-- START Data shown --

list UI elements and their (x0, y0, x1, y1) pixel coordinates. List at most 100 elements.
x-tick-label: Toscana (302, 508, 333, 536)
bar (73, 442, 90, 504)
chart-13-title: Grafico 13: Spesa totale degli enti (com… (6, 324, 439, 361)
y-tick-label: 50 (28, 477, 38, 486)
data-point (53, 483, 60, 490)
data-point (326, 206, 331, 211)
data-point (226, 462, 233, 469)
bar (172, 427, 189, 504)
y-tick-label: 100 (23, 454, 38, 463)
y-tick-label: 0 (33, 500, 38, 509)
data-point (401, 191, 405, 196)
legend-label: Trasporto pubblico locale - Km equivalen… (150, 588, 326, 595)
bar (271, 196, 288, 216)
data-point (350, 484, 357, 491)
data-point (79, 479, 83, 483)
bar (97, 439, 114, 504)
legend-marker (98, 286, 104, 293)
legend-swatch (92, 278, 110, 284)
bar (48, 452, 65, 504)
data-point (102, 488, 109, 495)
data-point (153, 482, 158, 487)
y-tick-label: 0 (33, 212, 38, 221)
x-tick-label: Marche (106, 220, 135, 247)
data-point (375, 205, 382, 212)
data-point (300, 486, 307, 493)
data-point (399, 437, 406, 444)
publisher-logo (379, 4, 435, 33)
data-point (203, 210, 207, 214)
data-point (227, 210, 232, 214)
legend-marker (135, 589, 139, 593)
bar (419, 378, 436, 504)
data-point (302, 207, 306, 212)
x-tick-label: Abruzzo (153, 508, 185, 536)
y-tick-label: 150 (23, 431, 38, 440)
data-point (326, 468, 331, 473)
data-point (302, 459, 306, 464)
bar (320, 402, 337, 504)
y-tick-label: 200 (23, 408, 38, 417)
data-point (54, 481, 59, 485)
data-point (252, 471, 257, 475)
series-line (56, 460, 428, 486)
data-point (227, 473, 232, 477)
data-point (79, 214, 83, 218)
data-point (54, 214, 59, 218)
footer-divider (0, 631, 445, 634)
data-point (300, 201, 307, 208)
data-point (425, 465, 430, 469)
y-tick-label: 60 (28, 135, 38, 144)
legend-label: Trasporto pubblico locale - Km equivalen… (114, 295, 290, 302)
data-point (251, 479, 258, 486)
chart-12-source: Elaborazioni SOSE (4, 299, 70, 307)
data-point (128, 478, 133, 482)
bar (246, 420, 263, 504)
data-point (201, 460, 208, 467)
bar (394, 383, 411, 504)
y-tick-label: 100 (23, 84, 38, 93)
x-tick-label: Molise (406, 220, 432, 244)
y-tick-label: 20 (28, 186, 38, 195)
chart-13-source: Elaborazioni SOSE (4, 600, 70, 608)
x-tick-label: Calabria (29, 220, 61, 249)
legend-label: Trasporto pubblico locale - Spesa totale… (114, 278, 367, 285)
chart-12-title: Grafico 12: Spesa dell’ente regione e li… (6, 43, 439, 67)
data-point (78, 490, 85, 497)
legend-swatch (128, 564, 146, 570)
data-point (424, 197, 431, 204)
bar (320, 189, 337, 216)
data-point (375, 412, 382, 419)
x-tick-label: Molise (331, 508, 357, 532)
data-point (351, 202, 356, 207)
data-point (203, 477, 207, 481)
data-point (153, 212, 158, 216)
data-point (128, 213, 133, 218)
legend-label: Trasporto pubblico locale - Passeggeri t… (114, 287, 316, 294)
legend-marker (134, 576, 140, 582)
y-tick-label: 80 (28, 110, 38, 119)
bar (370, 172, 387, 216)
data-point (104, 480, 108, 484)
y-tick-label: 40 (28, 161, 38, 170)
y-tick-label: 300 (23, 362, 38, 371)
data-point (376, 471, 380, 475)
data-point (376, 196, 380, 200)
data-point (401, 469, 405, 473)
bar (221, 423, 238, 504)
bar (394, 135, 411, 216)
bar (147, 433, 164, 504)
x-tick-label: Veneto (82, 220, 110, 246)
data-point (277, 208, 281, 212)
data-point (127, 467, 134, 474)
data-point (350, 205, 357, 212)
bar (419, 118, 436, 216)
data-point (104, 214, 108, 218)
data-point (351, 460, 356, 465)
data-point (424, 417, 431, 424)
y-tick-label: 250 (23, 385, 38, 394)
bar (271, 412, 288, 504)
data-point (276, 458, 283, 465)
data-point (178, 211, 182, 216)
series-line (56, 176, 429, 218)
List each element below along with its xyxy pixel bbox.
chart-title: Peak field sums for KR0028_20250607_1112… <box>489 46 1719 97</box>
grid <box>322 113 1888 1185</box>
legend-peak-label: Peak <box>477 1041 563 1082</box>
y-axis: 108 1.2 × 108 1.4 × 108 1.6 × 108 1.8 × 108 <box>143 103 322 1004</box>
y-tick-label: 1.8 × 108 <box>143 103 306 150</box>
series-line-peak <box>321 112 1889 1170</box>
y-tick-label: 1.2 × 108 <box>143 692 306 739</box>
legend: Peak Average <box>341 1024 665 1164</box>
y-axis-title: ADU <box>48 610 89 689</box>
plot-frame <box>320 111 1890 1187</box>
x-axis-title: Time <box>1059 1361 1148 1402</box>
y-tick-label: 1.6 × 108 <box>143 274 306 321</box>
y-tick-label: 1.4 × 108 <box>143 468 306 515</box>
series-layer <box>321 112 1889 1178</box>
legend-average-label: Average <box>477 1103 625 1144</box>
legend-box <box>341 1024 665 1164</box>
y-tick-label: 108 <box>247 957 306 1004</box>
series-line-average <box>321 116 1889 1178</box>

-- END Data shown --

| What to produce |
Put every line of the records above into a numbered list, leaving out any blank lines.

| Exercise answer |
1. list UI elements and their (x0, y0, x1, y1) pixel coordinates. List at most 100 elements.
2. x-tick-label: Toscana (302, 508, 333, 536)
3. bar (73, 442, 90, 504)
4. chart-13-title: Grafico 13: Spesa totale degli enti (com… (6, 324, 439, 361)
5. y-tick-label: 50 (28, 477, 38, 486)
6. data-point (53, 483, 60, 490)
7. data-point (326, 206, 331, 211)
8. data-point (226, 462, 233, 469)
9. bar (172, 427, 189, 504)
10. y-tick-label: 100 (23, 454, 38, 463)
11. y-tick-label: 0 (33, 500, 38, 509)
12. data-point (401, 191, 405, 196)
13. legend-label: Trasporto pubblico locale - Km equivalen… (150, 588, 326, 595)
14. bar (271, 196, 288, 216)
15. data-point (350, 484, 357, 491)
16. data-point (79, 479, 83, 483)
17. bar (97, 439, 114, 504)
18. legend-marker (98, 286, 104, 293)
19. legend-swatch (92, 278, 110, 284)
20. bar (48, 452, 65, 504)
21. data-point (102, 488, 109, 495)
22. data-point (153, 482, 158, 487)
23. y-tick-label: 0 (33, 212, 38, 221)
24. x-tick-label: Marche (106, 220, 135, 247)
25. data-point (375, 205, 382, 212)
26. data-point (300, 486, 307, 493)
27. data-point (399, 437, 406, 444)
28. publisher-logo (379, 4, 435, 33)
29. data-point (203, 210, 207, 214)
30. data-point (227, 210, 232, 214)
31. legend-marker (135, 589, 139, 593)
32. bar (419, 378, 436, 504)
33. data-point (302, 207, 306, 212)
34. x-tick-label: Abruzzo (153, 508, 185, 536)
35. y-tick-label: 150 (23, 431, 38, 440)
36. data-point (326, 468, 331, 473)
37. data-point (302, 459, 306, 464)
38. bar (320, 402, 337, 504)
39. y-tick-label: 200 (23, 408, 38, 417)
40. data-point (54, 481, 59, 485)
41. data-point (252, 471, 257, 475)
42. series-line (56, 460, 428, 486)
43. data-point (227, 473, 232, 477)
44. data-point (79, 214, 83, 218)
45. data-point (54, 214, 59, 218)
46. footer-divider (0, 631, 445, 634)
47. data-point (300, 201, 307, 208)
48. data-point (425, 465, 430, 469)
49. y-tick-label: 60 (28, 135, 38, 144)
50. legend-label: Trasporto pubblico locale - Km equivalen… (114, 295, 290, 302)
51. data-point (251, 479, 258, 486)
52. chart-12-source: Elaborazioni SOSE (4, 299, 70, 307)
53. data-point (128, 478, 133, 482)
54. bar (246, 420, 263, 504)
55. data-point (201, 460, 208, 467)
56. bar (394, 383, 411, 504)
57. y-tick-label: 100 (23, 84, 38, 93)
58. x-tick-label: Molise (406, 220, 432, 244)
59. y-tick-label: 20 (28, 186, 38, 195)
60. chart-13-source: Elaborazioni SOSE (4, 600, 70, 608)
61. x-tick-label: Calabria (29, 220, 61, 249)
62. legend-label: Trasporto pubblico locale - Spesa totale… (114, 278, 367, 285)
63. chart-12-title: Grafico 12: Spesa dell’ente regione e li… (6, 43, 439, 67)
64. data-point (78, 490, 85, 497)
65. legend-swatch (128, 564, 146, 570)
66. data-point (424, 197, 431, 204)
67. bar (320, 189, 337, 216)
68. data-point (375, 412, 382, 419)
69. x-tick-label: Molise (331, 508, 357, 532)
70. data-point (351, 202, 356, 207)
71. data-point (203, 477, 207, 481)
72. data-point (153, 212, 158, 216)
73. data-point (128, 213, 133, 218)
74. legend-label: Trasporto pubblico locale - Passeggeri t… (114, 287, 316, 294)
75. legend-marker (134, 576, 140, 582)
76. y-tick-label: 80 (28, 110, 38, 119)
77. bar (370, 172, 387, 216)
78. data-point (104, 480, 108, 484)
79. y-tick-label: 40 (28, 161, 38, 170)
80. y-tick-label: 300 (23, 362, 38, 371)
81. data-point (376, 471, 380, 475)
82. data-point (376, 196, 380, 200)
83. data-point (401, 469, 405, 473)
84. bar (221, 423, 238, 504)
85. bar (394, 135, 411, 216)
86. bar (147, 433, 164, 504)
87. x-tick-label: Veneto (82, 220, 110, 246)
88. data-point (277, 208, 281, 212)
89. data-point (127, 467, 134, 474)
90. data-point (350, 205, 357, 212)
91. bar (419, 118, 436, 216)
92. data-point (104, 214, 108, 218)
93. data-point (351, 460, 356, 465)
94. data-point (424, 417, 431, 424)
95. y-tick-label: 250 (23, 385, 38, 394)
96. bar (271, 412, 288, 504)
97. data-point (276, 458, 283, 465)
98. data-point (178, 211, 182, 216)
99. series-line (56, 176, 429, 218)
100. List each element below along with its xyxy pixel bbox.
101. chart-title: Peak field sums for KR0028_20250607_1112… <box>489 46 1719 97</box>
102. grid <box>322 113 1888 1185</box>
103. legend-peak-label: Peak <box>477 1041 563 1082</box>
104. y-axis: 108 1.2 × 108 1.4 × 108 1.6 × 108 1.8 × 108 <box>143 103 322 1004</box>
105. y-tick-label: 1.8 × 108 <box>143 103 306 150</box>
106. series-line-peak <box>321 112 1889 1170</box>
107. y-tick-label: 1.2 × 108 <box>143 692 306 739</box>
108. legend: Peak Average <box>341 1024 665 1164</box>
109. y-axis-title: ADU <box>48 610 89 689</box>
110. plot-frame <box>320 111 1890 1187</box>
111. x-axis-title: Time <box>1059 1361 1148 1402</box>
112. y-tick-label: 1.6 × 108 <box>143 274 306 321</box>
113. y-tick-label: 1.4 × 108 <box>143 468 306 515</box>
114. series-layer <box>321 112 1889 1178</box>
115. legend-average-label: Average <box>477 1103 625 1144</box>
116. legend-box <box>341 1024 665 1164</box>
117. y-tick-label: 108 <box>247 957 306 1004</box>
118. series-line-average <box>321 116 1889 1178</box>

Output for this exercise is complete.